### The task
For each line below that contains the string "California", copy that line.
/---
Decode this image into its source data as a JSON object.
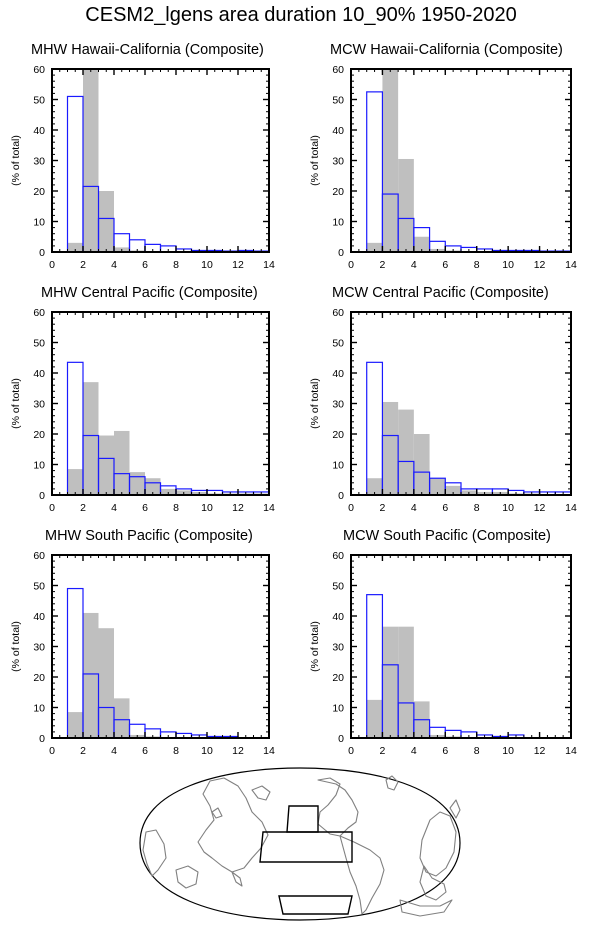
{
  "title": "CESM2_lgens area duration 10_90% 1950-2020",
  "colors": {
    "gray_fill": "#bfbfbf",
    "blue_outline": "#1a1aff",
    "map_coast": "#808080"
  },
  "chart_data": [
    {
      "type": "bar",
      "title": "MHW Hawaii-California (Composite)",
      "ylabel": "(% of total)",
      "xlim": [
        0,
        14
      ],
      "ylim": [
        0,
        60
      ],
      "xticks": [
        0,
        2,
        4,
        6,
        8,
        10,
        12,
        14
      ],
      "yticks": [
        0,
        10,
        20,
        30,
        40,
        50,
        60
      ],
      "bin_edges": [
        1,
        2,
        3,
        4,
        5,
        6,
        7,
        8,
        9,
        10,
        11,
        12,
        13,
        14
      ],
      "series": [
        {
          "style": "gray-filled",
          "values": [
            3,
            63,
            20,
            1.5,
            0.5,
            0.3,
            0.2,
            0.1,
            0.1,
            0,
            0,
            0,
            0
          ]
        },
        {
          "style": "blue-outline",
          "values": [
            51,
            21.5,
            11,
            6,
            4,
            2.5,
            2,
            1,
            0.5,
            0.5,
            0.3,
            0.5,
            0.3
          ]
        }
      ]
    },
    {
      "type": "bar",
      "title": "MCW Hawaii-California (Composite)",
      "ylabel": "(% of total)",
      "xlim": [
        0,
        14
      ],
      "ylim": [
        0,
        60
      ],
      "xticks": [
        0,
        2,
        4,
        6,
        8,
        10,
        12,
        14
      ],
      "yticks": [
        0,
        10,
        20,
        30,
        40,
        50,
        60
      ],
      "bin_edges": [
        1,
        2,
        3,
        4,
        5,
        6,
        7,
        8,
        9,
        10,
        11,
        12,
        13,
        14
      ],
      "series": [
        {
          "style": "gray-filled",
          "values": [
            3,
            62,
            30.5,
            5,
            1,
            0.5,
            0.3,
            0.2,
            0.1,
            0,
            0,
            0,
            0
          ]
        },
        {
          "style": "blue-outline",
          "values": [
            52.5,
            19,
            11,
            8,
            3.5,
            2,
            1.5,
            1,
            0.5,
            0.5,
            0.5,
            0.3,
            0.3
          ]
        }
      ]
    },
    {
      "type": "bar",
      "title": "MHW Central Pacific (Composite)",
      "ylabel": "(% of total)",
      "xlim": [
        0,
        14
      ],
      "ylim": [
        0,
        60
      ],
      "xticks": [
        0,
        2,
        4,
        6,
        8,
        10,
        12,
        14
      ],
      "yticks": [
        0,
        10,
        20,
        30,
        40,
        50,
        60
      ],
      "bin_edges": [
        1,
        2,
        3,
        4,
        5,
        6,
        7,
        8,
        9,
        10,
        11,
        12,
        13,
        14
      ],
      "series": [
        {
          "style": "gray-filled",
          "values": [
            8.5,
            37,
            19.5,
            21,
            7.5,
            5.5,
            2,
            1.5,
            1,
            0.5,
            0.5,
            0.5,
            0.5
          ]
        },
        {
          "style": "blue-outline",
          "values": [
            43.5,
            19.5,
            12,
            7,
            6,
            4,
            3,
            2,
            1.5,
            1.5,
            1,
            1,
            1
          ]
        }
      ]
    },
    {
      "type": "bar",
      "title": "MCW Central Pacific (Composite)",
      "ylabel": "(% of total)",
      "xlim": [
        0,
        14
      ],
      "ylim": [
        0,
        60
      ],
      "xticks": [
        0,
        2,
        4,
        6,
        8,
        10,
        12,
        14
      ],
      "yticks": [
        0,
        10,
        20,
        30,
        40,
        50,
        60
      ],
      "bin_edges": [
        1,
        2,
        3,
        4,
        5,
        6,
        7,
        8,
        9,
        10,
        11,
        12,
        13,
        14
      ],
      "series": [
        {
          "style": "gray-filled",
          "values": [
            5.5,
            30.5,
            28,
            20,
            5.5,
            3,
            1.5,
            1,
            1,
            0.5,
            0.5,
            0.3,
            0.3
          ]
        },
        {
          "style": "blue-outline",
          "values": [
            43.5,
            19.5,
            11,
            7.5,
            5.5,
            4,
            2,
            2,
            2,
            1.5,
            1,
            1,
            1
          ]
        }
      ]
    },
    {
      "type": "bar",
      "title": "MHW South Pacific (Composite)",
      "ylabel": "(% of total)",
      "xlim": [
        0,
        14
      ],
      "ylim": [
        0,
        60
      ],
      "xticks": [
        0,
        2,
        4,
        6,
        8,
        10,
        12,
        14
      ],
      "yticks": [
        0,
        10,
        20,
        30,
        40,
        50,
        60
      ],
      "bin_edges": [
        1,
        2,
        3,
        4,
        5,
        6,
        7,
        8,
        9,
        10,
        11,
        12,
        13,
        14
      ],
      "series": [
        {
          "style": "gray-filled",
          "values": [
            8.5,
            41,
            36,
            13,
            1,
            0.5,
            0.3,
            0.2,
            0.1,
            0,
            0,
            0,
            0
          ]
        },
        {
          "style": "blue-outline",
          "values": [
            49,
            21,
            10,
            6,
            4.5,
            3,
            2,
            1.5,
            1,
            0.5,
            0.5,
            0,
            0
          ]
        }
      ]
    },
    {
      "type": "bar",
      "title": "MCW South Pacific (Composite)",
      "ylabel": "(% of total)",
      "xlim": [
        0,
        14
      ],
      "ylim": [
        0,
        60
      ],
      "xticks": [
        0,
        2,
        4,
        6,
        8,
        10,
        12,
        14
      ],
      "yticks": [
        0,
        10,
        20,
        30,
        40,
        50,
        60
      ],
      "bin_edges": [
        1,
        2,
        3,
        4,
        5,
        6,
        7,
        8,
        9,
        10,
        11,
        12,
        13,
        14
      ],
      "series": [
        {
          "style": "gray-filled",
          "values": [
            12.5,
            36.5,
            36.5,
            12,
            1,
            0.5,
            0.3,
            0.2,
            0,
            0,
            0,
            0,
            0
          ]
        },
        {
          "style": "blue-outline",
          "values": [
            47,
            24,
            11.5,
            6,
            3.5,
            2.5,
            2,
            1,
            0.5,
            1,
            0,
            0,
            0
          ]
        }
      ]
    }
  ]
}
\---
### Expected answer
      "title": "MHW Hawaii-California (Composite)",
      "title": "MCW Hawaii-California (Composite)",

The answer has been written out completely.